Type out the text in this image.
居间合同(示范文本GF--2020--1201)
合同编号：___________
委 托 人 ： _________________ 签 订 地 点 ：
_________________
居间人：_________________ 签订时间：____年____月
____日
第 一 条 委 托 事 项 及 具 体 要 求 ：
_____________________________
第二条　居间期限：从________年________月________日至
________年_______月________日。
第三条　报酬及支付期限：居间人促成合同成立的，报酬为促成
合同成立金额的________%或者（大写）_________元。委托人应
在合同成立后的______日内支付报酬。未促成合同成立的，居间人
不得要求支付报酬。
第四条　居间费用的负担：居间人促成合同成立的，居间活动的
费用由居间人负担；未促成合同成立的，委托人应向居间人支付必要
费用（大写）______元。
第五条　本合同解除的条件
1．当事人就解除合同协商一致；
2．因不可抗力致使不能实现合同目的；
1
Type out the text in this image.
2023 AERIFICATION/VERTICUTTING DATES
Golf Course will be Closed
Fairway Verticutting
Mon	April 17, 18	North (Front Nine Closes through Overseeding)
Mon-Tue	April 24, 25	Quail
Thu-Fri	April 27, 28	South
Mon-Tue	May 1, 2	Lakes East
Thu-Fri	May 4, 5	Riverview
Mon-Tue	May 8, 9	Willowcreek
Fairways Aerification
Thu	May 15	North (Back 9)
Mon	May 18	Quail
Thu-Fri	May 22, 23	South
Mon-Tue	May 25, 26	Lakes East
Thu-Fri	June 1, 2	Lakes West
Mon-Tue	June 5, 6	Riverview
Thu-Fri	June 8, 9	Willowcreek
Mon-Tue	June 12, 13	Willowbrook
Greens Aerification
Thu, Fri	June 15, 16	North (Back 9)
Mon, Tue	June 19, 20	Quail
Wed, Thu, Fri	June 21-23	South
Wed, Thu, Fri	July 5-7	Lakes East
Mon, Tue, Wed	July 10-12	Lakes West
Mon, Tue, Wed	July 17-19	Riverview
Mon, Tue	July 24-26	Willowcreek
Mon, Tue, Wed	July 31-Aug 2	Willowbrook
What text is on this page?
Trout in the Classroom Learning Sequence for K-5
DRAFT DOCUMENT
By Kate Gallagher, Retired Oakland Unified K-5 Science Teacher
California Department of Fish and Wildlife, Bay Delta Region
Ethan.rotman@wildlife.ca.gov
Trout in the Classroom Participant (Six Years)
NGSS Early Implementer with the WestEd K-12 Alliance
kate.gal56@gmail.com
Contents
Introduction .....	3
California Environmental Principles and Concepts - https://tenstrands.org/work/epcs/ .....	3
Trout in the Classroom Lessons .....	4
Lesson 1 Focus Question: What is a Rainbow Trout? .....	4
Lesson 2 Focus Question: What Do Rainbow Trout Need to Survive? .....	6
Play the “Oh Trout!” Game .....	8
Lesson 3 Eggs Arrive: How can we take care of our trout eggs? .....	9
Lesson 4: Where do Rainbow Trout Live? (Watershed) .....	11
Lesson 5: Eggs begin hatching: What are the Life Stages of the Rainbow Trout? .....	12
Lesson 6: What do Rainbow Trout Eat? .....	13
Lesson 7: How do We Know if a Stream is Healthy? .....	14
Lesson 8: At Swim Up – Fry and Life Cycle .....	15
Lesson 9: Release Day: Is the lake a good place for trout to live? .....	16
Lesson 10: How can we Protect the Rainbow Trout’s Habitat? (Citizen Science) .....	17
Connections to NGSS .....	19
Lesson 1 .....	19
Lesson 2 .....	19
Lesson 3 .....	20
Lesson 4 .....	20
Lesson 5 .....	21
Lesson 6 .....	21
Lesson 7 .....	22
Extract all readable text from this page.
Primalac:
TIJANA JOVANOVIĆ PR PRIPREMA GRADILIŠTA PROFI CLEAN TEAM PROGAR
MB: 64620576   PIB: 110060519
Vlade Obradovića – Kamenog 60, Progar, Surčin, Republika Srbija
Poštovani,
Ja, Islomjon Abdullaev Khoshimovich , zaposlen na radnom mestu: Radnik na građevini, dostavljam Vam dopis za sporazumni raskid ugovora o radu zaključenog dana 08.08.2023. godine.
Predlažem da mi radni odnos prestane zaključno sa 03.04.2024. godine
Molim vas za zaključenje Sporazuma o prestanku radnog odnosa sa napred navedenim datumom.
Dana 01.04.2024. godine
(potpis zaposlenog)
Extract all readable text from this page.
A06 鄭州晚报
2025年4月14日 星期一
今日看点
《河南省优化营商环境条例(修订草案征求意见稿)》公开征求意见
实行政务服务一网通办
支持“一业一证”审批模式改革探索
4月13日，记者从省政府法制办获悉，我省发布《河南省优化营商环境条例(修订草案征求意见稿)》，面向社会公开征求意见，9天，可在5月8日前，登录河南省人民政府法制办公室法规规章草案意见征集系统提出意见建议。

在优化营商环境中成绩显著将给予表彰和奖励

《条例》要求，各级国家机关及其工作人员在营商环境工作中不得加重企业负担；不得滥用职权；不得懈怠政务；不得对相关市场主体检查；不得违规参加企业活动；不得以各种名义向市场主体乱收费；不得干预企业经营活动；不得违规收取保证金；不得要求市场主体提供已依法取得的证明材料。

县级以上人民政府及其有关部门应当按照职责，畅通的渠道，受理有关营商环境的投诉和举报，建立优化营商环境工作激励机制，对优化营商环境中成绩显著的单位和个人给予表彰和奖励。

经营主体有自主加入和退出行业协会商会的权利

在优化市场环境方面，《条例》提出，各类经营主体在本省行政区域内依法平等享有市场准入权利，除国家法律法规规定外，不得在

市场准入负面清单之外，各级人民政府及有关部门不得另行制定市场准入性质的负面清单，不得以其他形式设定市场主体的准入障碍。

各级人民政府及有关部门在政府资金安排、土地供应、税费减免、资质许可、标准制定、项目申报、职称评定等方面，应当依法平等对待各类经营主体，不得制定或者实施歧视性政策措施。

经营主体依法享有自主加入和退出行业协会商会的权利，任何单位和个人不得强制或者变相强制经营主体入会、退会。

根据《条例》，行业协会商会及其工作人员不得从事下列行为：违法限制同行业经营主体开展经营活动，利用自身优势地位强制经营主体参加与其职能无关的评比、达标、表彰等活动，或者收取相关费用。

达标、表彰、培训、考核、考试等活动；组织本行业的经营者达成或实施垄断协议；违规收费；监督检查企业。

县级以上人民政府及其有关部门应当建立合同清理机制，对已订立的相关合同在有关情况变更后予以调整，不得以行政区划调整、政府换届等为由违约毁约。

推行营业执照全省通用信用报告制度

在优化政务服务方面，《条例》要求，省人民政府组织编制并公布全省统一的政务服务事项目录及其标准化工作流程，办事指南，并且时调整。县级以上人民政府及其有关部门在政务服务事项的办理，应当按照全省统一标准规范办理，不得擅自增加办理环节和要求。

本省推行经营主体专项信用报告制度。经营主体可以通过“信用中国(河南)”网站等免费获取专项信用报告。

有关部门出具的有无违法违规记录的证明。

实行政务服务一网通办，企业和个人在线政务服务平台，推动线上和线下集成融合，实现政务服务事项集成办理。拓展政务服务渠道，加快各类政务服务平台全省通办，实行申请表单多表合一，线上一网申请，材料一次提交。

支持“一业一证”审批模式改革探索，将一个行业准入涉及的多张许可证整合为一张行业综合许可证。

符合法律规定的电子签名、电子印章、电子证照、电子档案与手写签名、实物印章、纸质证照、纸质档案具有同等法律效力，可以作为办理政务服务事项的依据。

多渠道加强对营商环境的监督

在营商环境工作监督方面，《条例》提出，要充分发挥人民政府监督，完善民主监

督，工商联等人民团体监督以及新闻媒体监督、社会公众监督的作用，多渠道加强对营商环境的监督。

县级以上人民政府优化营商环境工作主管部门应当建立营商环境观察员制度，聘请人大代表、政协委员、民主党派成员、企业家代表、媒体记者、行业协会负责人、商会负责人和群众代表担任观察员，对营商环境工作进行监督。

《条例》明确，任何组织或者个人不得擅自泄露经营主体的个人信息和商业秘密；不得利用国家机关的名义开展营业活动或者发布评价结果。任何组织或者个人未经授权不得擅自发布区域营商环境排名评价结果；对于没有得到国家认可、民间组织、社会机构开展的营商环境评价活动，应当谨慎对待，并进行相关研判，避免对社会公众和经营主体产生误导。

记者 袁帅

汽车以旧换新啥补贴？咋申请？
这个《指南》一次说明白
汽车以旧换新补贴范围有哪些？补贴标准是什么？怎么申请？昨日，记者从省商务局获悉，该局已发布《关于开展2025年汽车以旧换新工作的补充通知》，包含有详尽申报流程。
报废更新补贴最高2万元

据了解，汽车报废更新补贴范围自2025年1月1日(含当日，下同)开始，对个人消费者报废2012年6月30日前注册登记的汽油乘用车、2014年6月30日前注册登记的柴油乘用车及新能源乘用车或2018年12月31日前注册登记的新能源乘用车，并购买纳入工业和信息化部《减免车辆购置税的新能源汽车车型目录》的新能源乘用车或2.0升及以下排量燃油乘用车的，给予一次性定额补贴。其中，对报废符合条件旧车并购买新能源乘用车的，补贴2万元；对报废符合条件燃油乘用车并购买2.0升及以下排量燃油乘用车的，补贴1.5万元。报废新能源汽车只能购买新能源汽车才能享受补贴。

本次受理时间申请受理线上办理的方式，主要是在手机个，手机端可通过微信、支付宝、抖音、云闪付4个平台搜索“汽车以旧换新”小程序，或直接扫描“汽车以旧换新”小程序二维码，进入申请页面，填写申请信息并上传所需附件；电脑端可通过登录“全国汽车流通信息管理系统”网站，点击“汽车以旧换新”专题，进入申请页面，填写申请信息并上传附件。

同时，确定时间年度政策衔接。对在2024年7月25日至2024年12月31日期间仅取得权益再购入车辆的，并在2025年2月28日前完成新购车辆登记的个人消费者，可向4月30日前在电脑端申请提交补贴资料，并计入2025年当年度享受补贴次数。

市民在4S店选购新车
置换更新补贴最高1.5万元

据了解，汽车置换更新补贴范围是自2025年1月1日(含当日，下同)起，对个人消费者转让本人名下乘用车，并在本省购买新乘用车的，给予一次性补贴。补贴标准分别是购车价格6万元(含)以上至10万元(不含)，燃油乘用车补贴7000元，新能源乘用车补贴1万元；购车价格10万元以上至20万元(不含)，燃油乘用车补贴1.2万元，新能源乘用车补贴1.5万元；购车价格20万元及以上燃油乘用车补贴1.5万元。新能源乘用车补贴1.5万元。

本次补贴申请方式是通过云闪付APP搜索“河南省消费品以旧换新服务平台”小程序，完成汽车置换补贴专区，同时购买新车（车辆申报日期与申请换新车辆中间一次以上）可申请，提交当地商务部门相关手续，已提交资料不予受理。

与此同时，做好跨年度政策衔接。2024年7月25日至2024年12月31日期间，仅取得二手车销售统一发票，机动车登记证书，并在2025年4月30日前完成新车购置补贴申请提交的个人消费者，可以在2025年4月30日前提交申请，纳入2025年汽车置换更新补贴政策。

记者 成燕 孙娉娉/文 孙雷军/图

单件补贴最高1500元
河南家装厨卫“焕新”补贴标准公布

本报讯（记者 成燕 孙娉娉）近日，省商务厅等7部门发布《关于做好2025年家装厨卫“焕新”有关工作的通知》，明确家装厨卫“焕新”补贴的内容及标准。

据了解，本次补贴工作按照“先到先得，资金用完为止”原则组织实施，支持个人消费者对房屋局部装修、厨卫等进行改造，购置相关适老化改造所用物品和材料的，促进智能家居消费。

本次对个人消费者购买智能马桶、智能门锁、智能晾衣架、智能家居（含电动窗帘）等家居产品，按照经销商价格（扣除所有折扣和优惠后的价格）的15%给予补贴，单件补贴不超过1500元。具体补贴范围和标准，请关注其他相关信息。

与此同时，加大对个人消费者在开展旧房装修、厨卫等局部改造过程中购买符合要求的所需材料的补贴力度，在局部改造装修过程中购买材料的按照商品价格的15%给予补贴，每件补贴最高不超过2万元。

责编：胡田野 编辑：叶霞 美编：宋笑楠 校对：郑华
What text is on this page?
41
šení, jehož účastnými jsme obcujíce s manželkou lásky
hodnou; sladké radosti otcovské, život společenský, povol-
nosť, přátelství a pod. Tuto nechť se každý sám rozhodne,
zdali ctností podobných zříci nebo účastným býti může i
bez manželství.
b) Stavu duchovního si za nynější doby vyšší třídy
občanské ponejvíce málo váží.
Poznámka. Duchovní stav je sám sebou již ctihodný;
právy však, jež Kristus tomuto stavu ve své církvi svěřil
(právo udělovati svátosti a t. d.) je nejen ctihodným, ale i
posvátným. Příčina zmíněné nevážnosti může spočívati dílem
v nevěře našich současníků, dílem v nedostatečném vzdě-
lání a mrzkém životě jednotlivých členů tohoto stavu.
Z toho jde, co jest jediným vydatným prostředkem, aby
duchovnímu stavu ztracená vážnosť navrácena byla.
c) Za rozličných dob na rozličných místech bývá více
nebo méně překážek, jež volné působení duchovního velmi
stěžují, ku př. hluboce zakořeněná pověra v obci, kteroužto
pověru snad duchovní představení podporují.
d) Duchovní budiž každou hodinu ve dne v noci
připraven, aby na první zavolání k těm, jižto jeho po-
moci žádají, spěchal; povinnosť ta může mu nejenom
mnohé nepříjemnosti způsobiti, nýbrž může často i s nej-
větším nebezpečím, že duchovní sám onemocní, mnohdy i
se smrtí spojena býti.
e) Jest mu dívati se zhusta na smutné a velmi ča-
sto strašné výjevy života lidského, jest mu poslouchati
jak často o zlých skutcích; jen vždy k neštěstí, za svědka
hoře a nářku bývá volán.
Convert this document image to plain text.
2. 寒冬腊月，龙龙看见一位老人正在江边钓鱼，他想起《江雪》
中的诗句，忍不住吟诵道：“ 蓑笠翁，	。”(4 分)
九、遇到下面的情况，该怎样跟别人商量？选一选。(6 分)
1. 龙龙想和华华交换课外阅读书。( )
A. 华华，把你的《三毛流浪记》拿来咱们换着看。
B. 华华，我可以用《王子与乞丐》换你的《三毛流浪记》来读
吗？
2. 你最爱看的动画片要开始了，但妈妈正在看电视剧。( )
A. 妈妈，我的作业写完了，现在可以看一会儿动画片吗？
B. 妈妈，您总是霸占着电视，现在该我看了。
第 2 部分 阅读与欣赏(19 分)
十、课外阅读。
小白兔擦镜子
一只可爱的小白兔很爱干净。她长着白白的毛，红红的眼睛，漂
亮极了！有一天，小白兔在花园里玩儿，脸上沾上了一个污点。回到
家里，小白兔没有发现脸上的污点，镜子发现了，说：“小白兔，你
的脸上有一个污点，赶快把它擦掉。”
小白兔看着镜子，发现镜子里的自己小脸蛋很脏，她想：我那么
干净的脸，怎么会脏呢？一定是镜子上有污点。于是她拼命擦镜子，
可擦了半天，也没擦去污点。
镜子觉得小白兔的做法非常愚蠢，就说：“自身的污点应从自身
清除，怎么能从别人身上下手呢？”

→ **STATED TASK**
Set down exactly what runs from the line with "Convert this document image to plain text." to the last line of the data above, including both of those lines and no others.

→ **OUTPUT FOR THIS EXERCISE**
Convert this document image to plain text.
2. 寒冬腊月，龙龙看见一位老人正在江边钓鱼，他想起《江雪》
中的诗句，忍不住吟诵道：“ 蓑笠翁，	。”(4 分)
九、遇到下面的情况，该怎样跟别人商量？选一选。(6 分)
1. 龙龙想和华华交换课外阅读书。( )
A. 华华，把你的《三毛流浪记》拿来咱们换着看。
B. 华华，我可以用《王子与乞丐》换你的《三毛流浪记》来读
吗？
2. 你最爱看的动画片要开始了，但妈妈正在看电视剧。( )
A. 妈妈，我的作业写完了，现在可以看一会儿动画片吗？
B. 妈妈，您总是霸占着电视，现在该我看了。
第 2 部分 阅读与欣赏(19 分)
十、课外阅读。
小白兔擦镜子
一只可爱的小白兔很爱干净。她长着白白的毛，红红的眼睛，漂
亮极了！有一天，小白兔在花园里玩儿，脸上沾上了一个污点。回到
家里，小白兔没有发现脸上的污点，镜子发现了，说：“小白兔，你
的脸上有一个污点，赶快把它擦掉。”
小白兔看着镜子，发现镜子里的自己小脸蛋很脏，她想：我那么
干净的脸，怎么会脏呢？一定是镜子上有污点。于是她拼命擦镜子，
可擦了半天，也没擦去污点。
镜子觉得小白兔的做法非常愚蠢，就说：“自身的污点应从自身
清除，怎么能从别人身上下手呢？”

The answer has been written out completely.